--- Stored data ---
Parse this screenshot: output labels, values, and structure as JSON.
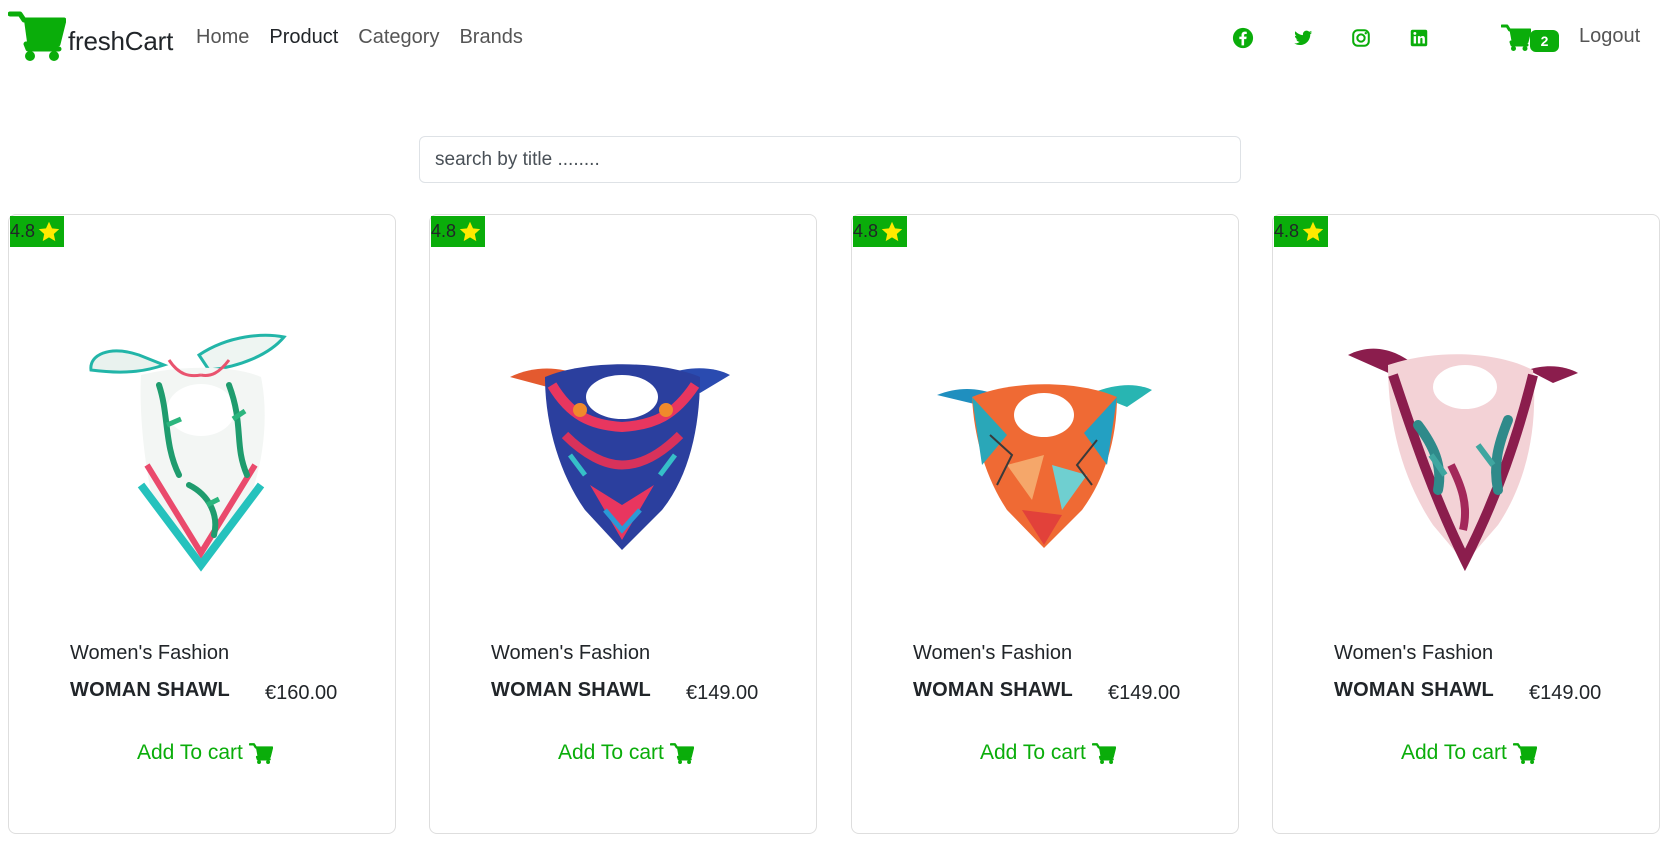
{
  "navbar": {
    "brand": "freshCart",
    "links": [
      {
        "label": "Home",
        "active": false
      },
      {
        "label": "Product",
        "active": true
      },
      {
        "label": "Category",
        "active": false
      },
      {
        "label": "Brands",
        "active": false
      }
    ],
    "social_icons": [
      "facebook-icon",
      "twitter-icon",
      "instagram-icon",
      "linkedin-icon"
    ],
    "cart_count": "2",
    "logout": "Logout"
  },
  "search": {
    "placeholder": "search by title ........"
  },
  "colors": {
    "accent": "#0aad0a",
    "star": "#ffea00"
  },
  "products": [
    {
      "rating": "4.8",
      "category": "Women's Fashion",
      "title": "WOMAN SHAWL",
      "price": "€160.00",
      "add_label": "Add To cart",
      "image": "white-teal-floral-scarf"
    },
    {
      "rating": "4.8",
      "category": "Women's Fashion",
      "title": "WOMAN SHAWL",
      "price": "€149.00",
      "add_label": "Add To cart",
      "image": "navy-pink-patterned-scarf"
    },
    {
      "rating": "4.8",
      "category": "Women's Fashion",
      "title": "WOMAN SHAWL",
      "price": "€149.00",
      "add_label": "Add To cart",
      "image": "orange-teal-geometric-scarf"
    },
    {
      "rating": "4.8",
      "category": "Women's Fashion",
      "title": "WOMAN SHAWL",
      "price": "€149.00",
      "add_label": "Add To cart",
      "image": "burgundy-pink-leaf-scarf"
    }
  ]
}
---
### Stated task
Print all entries exactly. The images do not belong in the copy.

### Task response
Parse this screenshot: output labels, values, and structure as JSON.
{
  "navbar": {
    "brand": "freshCart",
    "links": [
      {
        "label": "Home",
        "active": false
      },
      {
        "label": "Product",
        "active": true
      },
      {
        "label": "Category",
        "active": false
      },
      {
        "label": "Brands",
        "active": false
      }
    ],
    "social_icons": [
      "facebook-icon",
      "twitter-icon",
      "instagram-icon",
      "linkedin-icon"
    ],
    "cart_count": "2",
    "logout": "Logout"
  },
  "search": {
    "placeholder": "search by title ........"
  },
  "colors": {
    "accent": "#0aad0a",
    "star": "#ffea00"
  },
  "products": [
    {
      "rating": "4.8",
      "category": "Women's Fashion",
      "title": "WOMAN SHAWL",
      "price": "€160.00",
      "add_label": "Add To cart",
      "image": "white-teal-floral-scarf"
    },
    {
      "rating": "4.8",
      "category": "Women's Fashion",
      "title": "WOMAN SHAWL",
      "price": "€149.00",
      "add_label": "Add To cart",
      "image": "navy-pink-patterned-scarf"
    },
    {
      "rating": "4.8",
      "category": "Women's Fashion",
      "title": "WOMAN SHAWL",
      "price": "€149.00",
      "add_label": "Add To cart",
      "image": "orange-teal-geometric-scarf"
    },
    {
      "rating": "4.8",
      "category": "Women's Fashion",
      "title": "WOMAN SHAWL",
      "price": "€149.00",
      "add_label": "Add To cart",
      "image": "burgundy-pink-leaf-scarf"
    }
  ]
}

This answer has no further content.